--- What is needed ---
Every record must be written out once more, with nothing added or omitted.

--- Data records ---
+---+

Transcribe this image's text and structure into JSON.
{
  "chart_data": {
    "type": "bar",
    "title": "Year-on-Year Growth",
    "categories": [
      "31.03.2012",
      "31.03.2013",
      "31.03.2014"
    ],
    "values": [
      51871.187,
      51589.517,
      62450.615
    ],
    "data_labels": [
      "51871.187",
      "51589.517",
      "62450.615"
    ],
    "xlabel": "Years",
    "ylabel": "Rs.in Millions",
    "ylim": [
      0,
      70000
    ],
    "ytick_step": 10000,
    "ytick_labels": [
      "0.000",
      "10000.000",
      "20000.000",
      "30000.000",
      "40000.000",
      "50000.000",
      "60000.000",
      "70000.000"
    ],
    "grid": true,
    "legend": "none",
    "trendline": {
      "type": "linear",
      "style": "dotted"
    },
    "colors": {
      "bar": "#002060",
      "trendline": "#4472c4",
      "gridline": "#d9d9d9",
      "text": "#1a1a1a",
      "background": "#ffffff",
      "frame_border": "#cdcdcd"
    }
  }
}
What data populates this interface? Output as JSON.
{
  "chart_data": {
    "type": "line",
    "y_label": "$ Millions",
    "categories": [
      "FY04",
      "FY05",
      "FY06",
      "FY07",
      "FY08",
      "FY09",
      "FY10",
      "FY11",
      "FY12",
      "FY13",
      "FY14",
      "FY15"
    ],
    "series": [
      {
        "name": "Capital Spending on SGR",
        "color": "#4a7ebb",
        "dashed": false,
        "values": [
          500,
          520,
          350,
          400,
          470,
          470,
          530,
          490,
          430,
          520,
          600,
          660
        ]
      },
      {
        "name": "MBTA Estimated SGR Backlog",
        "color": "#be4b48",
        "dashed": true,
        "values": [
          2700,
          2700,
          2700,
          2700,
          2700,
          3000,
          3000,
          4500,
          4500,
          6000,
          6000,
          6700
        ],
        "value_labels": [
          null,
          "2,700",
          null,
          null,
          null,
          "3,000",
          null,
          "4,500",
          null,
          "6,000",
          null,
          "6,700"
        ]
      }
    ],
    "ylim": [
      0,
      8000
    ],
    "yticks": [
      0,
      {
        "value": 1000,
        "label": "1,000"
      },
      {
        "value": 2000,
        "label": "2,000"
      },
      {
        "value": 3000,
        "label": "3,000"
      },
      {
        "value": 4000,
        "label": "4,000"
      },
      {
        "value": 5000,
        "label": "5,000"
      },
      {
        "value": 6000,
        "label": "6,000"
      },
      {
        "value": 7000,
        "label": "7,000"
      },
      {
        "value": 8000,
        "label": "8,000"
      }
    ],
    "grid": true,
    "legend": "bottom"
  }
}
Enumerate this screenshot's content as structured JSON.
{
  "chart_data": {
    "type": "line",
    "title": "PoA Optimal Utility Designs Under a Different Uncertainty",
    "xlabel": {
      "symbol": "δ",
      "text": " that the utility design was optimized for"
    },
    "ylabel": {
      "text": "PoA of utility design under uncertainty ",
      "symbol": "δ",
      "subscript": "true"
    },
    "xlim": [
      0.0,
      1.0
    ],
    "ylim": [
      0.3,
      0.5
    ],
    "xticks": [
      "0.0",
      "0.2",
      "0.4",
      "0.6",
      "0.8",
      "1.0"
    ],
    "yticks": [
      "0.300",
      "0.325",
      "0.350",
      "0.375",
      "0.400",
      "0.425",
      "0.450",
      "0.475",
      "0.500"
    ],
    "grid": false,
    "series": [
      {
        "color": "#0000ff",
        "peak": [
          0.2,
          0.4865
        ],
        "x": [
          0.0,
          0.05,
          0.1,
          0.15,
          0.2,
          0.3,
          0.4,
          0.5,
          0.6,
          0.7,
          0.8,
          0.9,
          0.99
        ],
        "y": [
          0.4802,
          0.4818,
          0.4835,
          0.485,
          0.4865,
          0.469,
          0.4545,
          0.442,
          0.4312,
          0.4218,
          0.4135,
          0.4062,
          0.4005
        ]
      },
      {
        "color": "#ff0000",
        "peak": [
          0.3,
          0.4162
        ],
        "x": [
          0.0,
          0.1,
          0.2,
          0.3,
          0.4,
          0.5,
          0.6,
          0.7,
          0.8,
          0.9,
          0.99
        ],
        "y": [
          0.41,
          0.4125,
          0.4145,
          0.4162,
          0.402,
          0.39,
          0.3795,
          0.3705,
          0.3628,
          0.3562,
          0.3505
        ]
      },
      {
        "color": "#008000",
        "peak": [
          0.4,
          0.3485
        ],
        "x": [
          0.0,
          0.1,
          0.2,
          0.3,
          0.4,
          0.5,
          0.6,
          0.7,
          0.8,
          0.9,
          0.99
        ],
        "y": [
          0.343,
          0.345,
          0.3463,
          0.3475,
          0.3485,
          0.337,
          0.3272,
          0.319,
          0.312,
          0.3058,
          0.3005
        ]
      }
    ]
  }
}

+---+

--- Solution for this exercise ---
Transcribe this image's text and structure into JSON.
{
  "chart_data": {
    "type": "bar",
    "title": "Year-on-Year Growth",
    "categories": [
      "31.03.2012",
      "31.03.2013",
      "31.03.2014"
    ],
    "values": [
      51871.187,
      51589.517,
      62450.615
    ],
    "data_labels": [
      "51871.187",
      "51589.517",
      "62450.615"
    ],
    "xlabel": "Years",
    "ylabel": "Rs.in Millions",
    "ylim": [
      0,
      70000
    ],
    "ytick_step": 10000,
    "ytick_labels": [
      "0.000",
      "10000.000",
      "20000.000",
      "30000.000",
      "40000.000",
      "50000.000",
      "60000.000",
      "70000.000"
    ],
    "grid": true,
    "legend": "none",
    "trendline": {
      "type": "linear",
      "style": "dotted"
    },
    "colors": {
      "bar": "#002060",
      "trendline": "#4472c4",
      "gridline": "#d9d9d9",
      "text": "#1a1a1a",
      "background": "#ffffff",
      "frame_border": "#cdcdcd"
    }
  }
}
What data populates this interface? Output as JSON.
{
  "chart_data": {
    "type": "line",
    "y_label": "$ Millions",
    "categories": [
      "FY04",
      "FY05",
      "FY06",
      "FY07",
      "FY08",
      "FY09",
      "FY10",
      "FY11",
      "FY12",
      "FY13",
      "FY14",
      "FY15"
    ],
    "series": [
      {
        "name": "Capital Spending on SGR",
        "color": "#4a7ebb",
        "dashed": false,
        "values": [
          500,
          520,
          350,
          400,
          470,
          470,
          530,
          490,
          430,
          520,
          600,
          660
        ]
      },
      {
        "name": "MBTA Estimated SGR Backlog",
        "color": "#be4b48",
        "dashed": true,
        "values": [
          2700,
          2700,
          2700,
          2700,
          2700,
          3000,
          3000,
          4500,
          4500,
          6000,
          6000,
          6700
        ],
        "value_labels": [
          null,
          "2,700",
          null,
          null,
          null,
          "3,000",
          null,
          "4,500",
          null,
          "6,000",
          null,
          "6,700"
        ]
      }
    ],
    "ylim": [
      0,
      8000
    ],
    "yticks": [
      0,
      {
        "value": 1000,
        "label": "1,000"
      },
      {
        "value": 2000,
        "label": "2,000"
      },
      {
        "value": 3000,
        "label": "3,000"
      },
      {
        "value": 4000,
        "label": "4,000"
      },
      {
        "value": 5000,
        "label": "5,000"
      },
      {
        "value": 6000,
        "label": "6,000"
      },
      {
        "value": 7000,
        "label": "7,000"
      },
      {
        "value": 8000,
        "label": "8,000"
      }
    ],
    "grid": true,
    "legend": "bottom"
  }
}
Enumerate this screenshot's content as structured JSON.
{
  "chart_data": {
    "type": "line",
    "title": "PoA Optimal Utility Designs Under a Different Uncertainty",
    "xlabel": {
      "symbol": "δ",
      "text": " that the utility design was optimized for"
    },
    "ylabel": {
      "text": "PoA of utility design under uncertainty ",
      "symbol": "δ",
      "subscript": "true"
    },
    "xlim": [
      0.0,
      1.0
    ],
    "ylim": [
      0.3,
      0.5
    ],
    "xticks": [
      "0.0",
      "0.2",
      "0.4",
      "0.6",
      "0.8",
      "1.0"
    ],
    "yticks": [
      "0.300",
      "0.325",
      "0.350",
      "0.375",
      "0.400",
      "0.425",
      "0.450",
      "0.475",
      "0.500"
    ],
    "grid": false,
    "series": [
      {
        "color": "#0000ff",
        "peak": [
          0.2,
          0.4865
        ],
        "x": [
          0.0,
          0.05,
          0.1,
          0.15,
          0.2,
          0.3,
          0.4,
          0.5,
          0.6,
          0.7,
          0.8,
          0.9,
          0.99
        ],
        "y": [
          0.4802,
          0.4818,
          0.4835,
          0.485,
          0.4865,
          0.469,
          0.4545,
          0.442,
          0.4312,
          0.4218,
          0.4135,
          0.4062,
          0.4005
        ]
      },
      {
        "color": "#ff0000",
        "peak": [
          0.3,
          0.4162
        ],
        "x": [
          0.0,
          0.1,
          0.2,
          0.3,
          0.4,
          0.5,
          0.6,
          0.7,
          0.8,
          0.9,
          0.99
        ],
        "y": [
          0.41,
          0.4125,
          0.4145,
          0.4162,
          0.402,
          0.39,
          0.3795,
          0.3705,
          0.3628,
          0.3562,
          0.3505
        ]
      },
      {
        "color": "#008000",
        "peak": [
          0.4,
          0.3485
        ],
        "x": [
          0.0,
          0.1,
          0.2,
          0.3,
          0.4,
          0.5,
          0.6,
          0.7,
          0.8,
          0.9,
          0.99
        ],
        "y": [
          0.343,
          0.345,
          0.3463,
          0.3475,
          0.3485,
          0.337,
          0.3272,
          0.319,
          0.312,
          0.3058,
          0.3005
        ]
      }
    ]
  }
}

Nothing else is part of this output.